*GIVEN RECORDS:*
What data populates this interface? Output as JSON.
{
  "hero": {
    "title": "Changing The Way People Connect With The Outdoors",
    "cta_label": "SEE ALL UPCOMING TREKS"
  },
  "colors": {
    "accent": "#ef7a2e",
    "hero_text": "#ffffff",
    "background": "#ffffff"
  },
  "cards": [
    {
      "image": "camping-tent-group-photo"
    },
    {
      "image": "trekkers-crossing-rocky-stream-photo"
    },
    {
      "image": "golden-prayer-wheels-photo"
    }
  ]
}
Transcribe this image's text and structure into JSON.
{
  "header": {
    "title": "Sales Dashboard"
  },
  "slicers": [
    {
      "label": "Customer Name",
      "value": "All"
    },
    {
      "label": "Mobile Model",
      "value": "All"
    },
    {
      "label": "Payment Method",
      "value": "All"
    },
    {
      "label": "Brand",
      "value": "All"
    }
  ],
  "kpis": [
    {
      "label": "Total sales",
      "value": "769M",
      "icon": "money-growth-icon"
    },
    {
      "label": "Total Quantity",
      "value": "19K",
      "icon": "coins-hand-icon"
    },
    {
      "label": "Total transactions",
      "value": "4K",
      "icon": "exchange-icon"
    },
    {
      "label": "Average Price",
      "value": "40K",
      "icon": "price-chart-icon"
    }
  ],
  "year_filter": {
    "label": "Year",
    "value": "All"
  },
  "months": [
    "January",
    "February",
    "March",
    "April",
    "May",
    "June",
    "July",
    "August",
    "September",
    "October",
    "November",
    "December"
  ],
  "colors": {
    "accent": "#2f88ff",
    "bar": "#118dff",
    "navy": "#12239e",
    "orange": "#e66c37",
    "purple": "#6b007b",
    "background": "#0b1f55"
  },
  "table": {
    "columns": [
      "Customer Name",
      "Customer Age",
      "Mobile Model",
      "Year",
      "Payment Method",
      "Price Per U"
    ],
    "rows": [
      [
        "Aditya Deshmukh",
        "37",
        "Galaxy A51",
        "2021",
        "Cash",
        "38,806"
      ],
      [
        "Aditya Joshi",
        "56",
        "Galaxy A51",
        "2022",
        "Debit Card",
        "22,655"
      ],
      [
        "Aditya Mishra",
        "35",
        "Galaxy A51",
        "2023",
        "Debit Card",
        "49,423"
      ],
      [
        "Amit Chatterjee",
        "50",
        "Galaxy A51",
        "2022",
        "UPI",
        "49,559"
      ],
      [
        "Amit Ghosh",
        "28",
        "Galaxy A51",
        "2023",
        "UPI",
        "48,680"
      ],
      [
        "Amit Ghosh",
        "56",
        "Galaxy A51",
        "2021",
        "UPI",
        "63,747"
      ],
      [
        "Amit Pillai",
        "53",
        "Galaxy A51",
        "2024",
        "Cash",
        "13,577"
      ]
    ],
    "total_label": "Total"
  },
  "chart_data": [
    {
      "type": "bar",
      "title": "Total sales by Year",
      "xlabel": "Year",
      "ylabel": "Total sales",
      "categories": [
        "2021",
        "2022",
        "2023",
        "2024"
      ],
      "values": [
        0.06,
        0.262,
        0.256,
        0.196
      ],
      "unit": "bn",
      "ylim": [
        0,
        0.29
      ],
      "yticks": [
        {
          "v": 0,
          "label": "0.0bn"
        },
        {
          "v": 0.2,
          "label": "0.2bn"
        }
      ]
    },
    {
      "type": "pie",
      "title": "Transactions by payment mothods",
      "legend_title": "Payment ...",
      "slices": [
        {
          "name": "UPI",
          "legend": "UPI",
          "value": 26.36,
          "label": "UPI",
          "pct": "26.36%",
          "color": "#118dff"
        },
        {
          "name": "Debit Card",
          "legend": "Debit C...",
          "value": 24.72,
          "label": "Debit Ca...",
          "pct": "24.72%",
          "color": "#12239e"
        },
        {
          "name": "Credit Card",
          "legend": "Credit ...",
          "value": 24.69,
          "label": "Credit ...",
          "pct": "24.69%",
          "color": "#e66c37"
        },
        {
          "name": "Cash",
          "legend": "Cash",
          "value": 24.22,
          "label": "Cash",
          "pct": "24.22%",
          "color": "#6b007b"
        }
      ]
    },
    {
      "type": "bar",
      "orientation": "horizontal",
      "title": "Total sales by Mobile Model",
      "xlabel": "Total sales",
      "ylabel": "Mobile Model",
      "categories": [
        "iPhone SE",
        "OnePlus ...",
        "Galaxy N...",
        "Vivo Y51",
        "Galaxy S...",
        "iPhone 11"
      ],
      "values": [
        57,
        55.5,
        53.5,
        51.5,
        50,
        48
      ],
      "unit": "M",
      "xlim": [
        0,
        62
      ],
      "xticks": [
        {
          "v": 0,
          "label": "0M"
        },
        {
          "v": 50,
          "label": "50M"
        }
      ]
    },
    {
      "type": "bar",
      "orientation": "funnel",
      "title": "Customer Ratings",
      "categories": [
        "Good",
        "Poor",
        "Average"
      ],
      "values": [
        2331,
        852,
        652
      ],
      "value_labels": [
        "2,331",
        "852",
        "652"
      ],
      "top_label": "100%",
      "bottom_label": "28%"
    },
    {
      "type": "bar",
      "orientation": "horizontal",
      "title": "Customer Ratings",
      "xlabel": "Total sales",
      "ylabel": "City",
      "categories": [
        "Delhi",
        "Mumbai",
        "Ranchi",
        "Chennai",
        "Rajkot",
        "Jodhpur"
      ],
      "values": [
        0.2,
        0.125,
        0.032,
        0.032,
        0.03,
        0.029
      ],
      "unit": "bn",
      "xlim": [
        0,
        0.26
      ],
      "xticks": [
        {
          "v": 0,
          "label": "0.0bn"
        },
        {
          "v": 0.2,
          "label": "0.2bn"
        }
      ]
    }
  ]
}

*REQUIRED TASK:* Copy each line above that contains the string "Amit".

*CORRECT RESULT:*
        "Amit Chatterjee",
        "Amit Ghosh",
        "Amit Ghosh",
        "Amit Pillai",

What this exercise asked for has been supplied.